Your objective: Search the data for the string "document" and extract every line where it appears.

##### Task material

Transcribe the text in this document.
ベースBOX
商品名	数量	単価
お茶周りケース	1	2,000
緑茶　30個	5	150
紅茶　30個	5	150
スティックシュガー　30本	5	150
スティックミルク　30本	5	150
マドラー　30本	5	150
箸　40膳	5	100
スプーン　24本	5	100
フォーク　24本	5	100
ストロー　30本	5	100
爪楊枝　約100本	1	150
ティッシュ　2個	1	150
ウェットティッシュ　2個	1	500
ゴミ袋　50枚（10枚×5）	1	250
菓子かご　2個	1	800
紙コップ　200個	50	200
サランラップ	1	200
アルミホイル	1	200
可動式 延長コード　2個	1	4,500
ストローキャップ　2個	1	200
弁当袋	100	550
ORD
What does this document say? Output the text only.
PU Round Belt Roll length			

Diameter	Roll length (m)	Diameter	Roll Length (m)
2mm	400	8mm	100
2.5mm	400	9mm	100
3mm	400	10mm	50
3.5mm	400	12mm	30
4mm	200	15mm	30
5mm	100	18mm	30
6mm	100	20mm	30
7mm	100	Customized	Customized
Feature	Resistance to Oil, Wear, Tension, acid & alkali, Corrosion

##########

Result:
Transcribe the text in this document.
What does this document say? Output the text only.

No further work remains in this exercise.